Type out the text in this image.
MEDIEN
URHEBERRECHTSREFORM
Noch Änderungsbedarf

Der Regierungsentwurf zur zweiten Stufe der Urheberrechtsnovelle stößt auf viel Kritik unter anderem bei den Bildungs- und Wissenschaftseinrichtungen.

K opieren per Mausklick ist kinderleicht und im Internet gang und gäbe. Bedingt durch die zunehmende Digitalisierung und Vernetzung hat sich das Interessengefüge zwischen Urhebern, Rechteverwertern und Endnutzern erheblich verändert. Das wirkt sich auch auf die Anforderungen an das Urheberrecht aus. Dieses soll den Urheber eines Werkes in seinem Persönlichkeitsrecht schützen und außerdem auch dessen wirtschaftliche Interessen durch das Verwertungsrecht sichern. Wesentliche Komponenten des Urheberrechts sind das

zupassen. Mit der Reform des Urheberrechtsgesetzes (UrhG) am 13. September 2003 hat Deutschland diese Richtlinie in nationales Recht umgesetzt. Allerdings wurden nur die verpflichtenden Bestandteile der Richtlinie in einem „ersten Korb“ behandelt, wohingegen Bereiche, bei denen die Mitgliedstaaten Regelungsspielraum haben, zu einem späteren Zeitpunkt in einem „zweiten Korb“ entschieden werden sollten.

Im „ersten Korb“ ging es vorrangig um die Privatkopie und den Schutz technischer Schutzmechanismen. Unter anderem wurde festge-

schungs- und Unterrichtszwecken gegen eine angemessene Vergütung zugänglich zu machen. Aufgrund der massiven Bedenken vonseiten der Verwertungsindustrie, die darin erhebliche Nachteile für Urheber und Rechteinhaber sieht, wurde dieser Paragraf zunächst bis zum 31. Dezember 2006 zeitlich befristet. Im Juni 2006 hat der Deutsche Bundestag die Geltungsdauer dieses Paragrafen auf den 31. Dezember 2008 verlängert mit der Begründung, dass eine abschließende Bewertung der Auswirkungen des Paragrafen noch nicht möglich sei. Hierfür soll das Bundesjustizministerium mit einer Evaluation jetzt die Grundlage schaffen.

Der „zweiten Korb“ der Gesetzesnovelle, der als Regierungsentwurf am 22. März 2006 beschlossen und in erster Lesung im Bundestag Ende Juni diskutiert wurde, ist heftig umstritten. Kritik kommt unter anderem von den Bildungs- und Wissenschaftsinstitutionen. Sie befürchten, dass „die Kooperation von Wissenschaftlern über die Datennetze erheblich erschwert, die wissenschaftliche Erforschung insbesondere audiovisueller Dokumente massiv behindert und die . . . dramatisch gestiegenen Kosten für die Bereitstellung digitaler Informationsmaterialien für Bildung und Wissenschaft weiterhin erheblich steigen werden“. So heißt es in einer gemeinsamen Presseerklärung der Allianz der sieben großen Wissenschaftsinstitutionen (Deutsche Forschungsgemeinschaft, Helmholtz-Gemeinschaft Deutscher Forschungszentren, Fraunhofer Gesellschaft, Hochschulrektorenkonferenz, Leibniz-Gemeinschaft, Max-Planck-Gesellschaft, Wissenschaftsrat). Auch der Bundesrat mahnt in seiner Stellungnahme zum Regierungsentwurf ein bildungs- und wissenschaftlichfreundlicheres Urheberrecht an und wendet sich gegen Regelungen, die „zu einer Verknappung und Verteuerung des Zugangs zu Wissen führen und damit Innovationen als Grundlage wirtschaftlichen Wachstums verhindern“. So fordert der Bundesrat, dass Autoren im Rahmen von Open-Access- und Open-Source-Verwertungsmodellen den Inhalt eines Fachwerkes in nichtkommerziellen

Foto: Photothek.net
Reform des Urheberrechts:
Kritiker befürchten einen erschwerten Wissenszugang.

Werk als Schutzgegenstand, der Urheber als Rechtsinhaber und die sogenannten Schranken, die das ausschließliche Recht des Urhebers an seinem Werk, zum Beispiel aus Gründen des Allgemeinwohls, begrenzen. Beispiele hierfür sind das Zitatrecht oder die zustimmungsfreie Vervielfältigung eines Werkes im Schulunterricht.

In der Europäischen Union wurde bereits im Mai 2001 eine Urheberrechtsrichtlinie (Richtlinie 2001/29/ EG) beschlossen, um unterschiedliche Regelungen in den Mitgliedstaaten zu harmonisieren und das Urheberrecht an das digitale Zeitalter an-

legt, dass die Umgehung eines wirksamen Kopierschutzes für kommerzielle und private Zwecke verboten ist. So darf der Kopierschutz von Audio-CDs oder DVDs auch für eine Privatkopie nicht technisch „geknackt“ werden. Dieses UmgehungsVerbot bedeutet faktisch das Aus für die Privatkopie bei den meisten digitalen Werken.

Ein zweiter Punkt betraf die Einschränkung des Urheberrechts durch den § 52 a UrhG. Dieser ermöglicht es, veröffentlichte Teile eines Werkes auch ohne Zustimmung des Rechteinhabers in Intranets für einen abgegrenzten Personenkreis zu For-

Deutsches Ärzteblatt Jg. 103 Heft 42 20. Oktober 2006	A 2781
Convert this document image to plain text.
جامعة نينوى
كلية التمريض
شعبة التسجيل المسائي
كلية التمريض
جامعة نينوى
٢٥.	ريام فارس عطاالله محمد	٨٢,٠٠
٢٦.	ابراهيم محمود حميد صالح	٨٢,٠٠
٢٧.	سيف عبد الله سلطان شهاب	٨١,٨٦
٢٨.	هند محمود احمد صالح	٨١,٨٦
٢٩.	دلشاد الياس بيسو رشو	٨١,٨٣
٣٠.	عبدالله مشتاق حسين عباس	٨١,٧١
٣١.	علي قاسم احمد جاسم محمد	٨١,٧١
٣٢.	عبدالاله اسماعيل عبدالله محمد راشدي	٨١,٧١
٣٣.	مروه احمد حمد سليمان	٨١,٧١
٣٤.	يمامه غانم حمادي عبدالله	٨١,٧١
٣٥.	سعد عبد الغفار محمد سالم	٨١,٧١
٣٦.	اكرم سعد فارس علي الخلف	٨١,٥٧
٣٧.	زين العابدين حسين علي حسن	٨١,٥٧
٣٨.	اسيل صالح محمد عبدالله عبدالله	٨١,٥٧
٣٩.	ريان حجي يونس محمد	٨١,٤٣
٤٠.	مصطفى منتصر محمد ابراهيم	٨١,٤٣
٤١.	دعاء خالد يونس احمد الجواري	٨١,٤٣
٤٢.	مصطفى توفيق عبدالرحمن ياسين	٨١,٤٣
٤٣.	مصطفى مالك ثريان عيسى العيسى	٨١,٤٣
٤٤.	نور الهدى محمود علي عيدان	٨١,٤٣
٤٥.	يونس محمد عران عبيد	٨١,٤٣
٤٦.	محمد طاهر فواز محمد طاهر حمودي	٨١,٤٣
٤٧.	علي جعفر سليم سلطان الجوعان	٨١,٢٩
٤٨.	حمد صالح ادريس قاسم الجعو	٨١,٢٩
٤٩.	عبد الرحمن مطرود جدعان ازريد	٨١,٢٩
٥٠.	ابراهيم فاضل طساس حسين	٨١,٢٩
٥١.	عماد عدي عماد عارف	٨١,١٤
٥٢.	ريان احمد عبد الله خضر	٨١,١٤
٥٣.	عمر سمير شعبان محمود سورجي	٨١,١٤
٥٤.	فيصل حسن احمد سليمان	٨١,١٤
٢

____

• [Task requirements] Quote each line above in full, word for word.

• [Reply to the task]
Type out the text in this image.
MEDIEN
URHEBERRECHTSREFORM
Noch Änderungsbedarf

Der Regierungsentwurf zur zweiten Stufe der Urheberrechtsnovelle stößt auf viel Kritik unter anderem bei den Bildungs- und Wissenschaftseinrichtungen.

K opieren per Mausklick ist kinderleicht und im Internet gang und gäbe. Bedingt durch die zunehmende Digitalisierung und Vernetzung hat sich das Interessengefüge zwischen Urhebern, Rechteverwertern und Endnutzern erheblich verändert. Das wirkt sich auch auf die Anforderungen an das Urheberrecht aus. Dieses soll den Urheber eines Werkes in seinem Persönlichkeitsrecht schützen und außerdem auch dessen wirtschaftliche Interessen durch das Verwertungsrecht sichern. Wesentliche Komponenten des Urheberrechts sind das

zupassen. Mit der Reform des Urheberrechtsgesetzes (UrhG) am 13. September 2003 hat Deutschland diese Richtlinie in nationales Recht umgesetzt. Allerdings wurden nur die verpflichtenden Bestandteile der Richtlinie in einem „ersten Korb“ behandelt, wohingegen Bereiche, bei denen die Mitgliedstaaten Regelungsspielraum haben, zu einem späteren Zeitpunkt in einem „zweiten Korb“ entschieden werden sollten.

Im „ersten Korb“ ging es vorrangig um die Privatkopie und den Schutz technischer Schutzmechanismen. Unter anderem wurde festge-

schungs- und Unterrichtszwecken gegen eine angemessene Vergütung zugänglich zu machen. Aufgrund der massiven Bedenken vonseiten der Verwertungsindustrie, die darin erhebliche Nachteile für Urheber und Rechteinhaber sieht, wurde dieser Paragraf zunächst bis zum 31. Dezember 2006 zeitlich befristet. Im Juni 2006 hat der Deutsche Bundestag die Geltungsdauer dieses Paragrafen auf den 31. Dezember 2008 verlängert mit der Begründung, dass eine abschließende Bewertung der Auswirkungen des Paragrafen noch nicht möglich sei. Hierfür soll das Bundesjustizministerium mit einer Evaluation jetzt die Grundlage schaffen.

Der „zweiten Korb“ der Gesetzesnovelle, der als Regierungsentwurf am 22. März 2006 beschlossen und in erster Lesung im Bundestag Ende Juni diskutiert wurde, ist heftig umstritten. Kritik kommt unter anderem von den Bildungs- und Wissenschaftsinstitutionen. Sie befürchten, dass „die Kooperation von Wissenschaftlern über die Datennetze erheblich erschwert, die wissenschaftliche Erforschung insbesondere audiovisueller Dokumente massiv behindert und die . . . dramatisch gestiegenen Kosten für die Bereitstellung digitaler Informationsmaterialien für Bildung und Wissenschaft weiterhin erheblich steigen werden“. So heißt es in einer gemeinsamen Presseerklärung der Allianz der sieben großen Wissenschaftsinstitutionen (Deutsche Forschungsgemeinschaft, Helmholtz-Gemeinschaft Deutscher Forschungszentren, Fraunhofer Gesellschaft, Hochschulrektorenkonferenz, Leibniz-Gemeinschaft, Max-Planck-Gesellschaft, Wissenschaftsrat). Auch der Bundesrat mahnt in seiner Stellungnahme zum Regierungsentwurf ein bildungs- und wissenschaftlichfreundlicheres Urheberrecht an und wendet sich gegen Regelungen, die „zu einer Verknappung und Verteuerung des Zugangs zu Wissen führen und damit Innovationen als Grundlage wirtschaftlichen Wachstums verhindern“. So fordert der Bundesrat, dass Autoren im Rahmen von Open-Access- und Open-Source-Verwertungsmodellen den Inhalt eines Fachwerkes in nichtkommerziellen

Foto: Photothek.net
Reform des Urheberrechts:
Kritiker befürchten einen erschwerten Wissenszugang.

Werk als Schutzgegenstand, der Urheber als Rechtsinhaber und die sogenannten Schranken, die das ausschließliche Recht des Urhebers an seinem Werk, zum Beispiel aus Gründen des Allgemeinwohls, begrenzen. Beispiele hierfür sind das Zitatrecht oder die zustimmungsfreie Vervielfältigung eines Werkes im Schulunterricht.

In der Europäischen Union wurde bereits im Mai 2001 eine Urheberrechtsrichtlinie (Richtlinie 2001/29/ EG) beschlossen, um unterschiedliche Regelungen in den Mitgliedstaaten zu harmonisieren und das Urheberrecht an das digitale Zeitalter an-

legt, dass die Umgehung eines wirksamen Kopierschutzes für kommerzielle und private Zwecke verboten ist. So darf der Kopierschutz von Audio-CDs oder DVDs auch für eine Privatkopie nicht technisch „geknackt“ werden. Dieses UmgehungsVerbot bedeutet faktisch das Aus für die Privatkopie bei den meisten digitalen Werken.

Ein zweiter Punkt betraf die Einschränkung des Urheberrechts durch den § 52 a UrhG. Dieser ermöglicht es, veröffentlichte Teile eines Werkes auch ohne Zustimmung des Rechteinhabers in Intranets für einen abgegrenzten Personenkreis zu For-

Deutsches Ärzteblatt Jg. 103 Heft 42 20. Oktober 2006	A 2781
Convert this document image to plain text.
جامعة نينوى
كلية التمريض
شعبة التسجيل المسائي
كلية التمريض
جامعة نينوى
٢٥.	ريام فارس عطاالله محمد	٨٢,٠٠
٢٦.	ابراهيم محمود حميد صالح	٨٢,٠٠
٢٧.	سيف عبد الله سلطان شهاب	٨١,٨٦
٢٨.	هند محمود احمد صالح	٨١,٨٦
٢٩.	دلشاد الياس بيسو رشو	٨١,٨٣
٣٠.	عبدالله مشتاق حسين عباس	٨١,٧١
٣١.	علي قاسم احمد جاسم محمد	٨١,٧١
٣٢.	عبدالاله اسماعيل عبدالله محمد راشدي	٨١,٧١
٣٣.	مروه احمد حمد سليمان	٨١,٧١
٣٤.	يمامه غانم حمادي عبدالله	٨١,٧١
٣٥.	سعد عبد الغفار محمد سالم	٨١,٧١
٣٦.	اكرم سعد فارس علي الخلف	٨١,٥٧
٣٧.	زين العابدين حسين علي حسن	٨١,٥٧
٣٨.	اسيل صالح محمد عبدالله عبدالله	٨١,٥٧
٣٩.	ريان حجي يونس محمد	٨١,٤٣
٤٠.	مصطفى منتصر محمد ابراهيم	٨١,٤٣
٤١.	دعاء خالد يونس احمد الجواري	٨١,٤٣
٤٢.	مصطفى توفيق عبدالرحمن ياسين	٨١,٤٣
٤٣.	مصطفى مالك ثريان عيسى العيسى	٨١,٤٣
٤٤.	نور الهدى محمود علي عيدان	٨١,٤٣
٤٥.	يونس محمد عران عبيد	٨١,٤٣
٤٦.	محمد طاهر فواز محمد طاهر حمودي	٨١,٤٣
٤٧.	علي جعفر سليم سلطان الجوعان	٨١,٢٩
٤٨.	حمد صالح ادريس قاسم الجعو	٨١,٢٩
٤٩.	عبد الرحمن مطرود جدعان ازريد	٨١,٢٩
٥٠.	ابراهيم فاضل طساس حسين	٨١,٢٩
٥١.	عماد عدي عماد عارف	٨١,١٤
٥٢.	ريان احمد عبد الله خضر	٨١,١٤
٥٣.	عمر سمير شعبان محمود سورجي	٨١,١٤
٥٤.	فيصل حسن احمد سليمان	٨١,١٤
٢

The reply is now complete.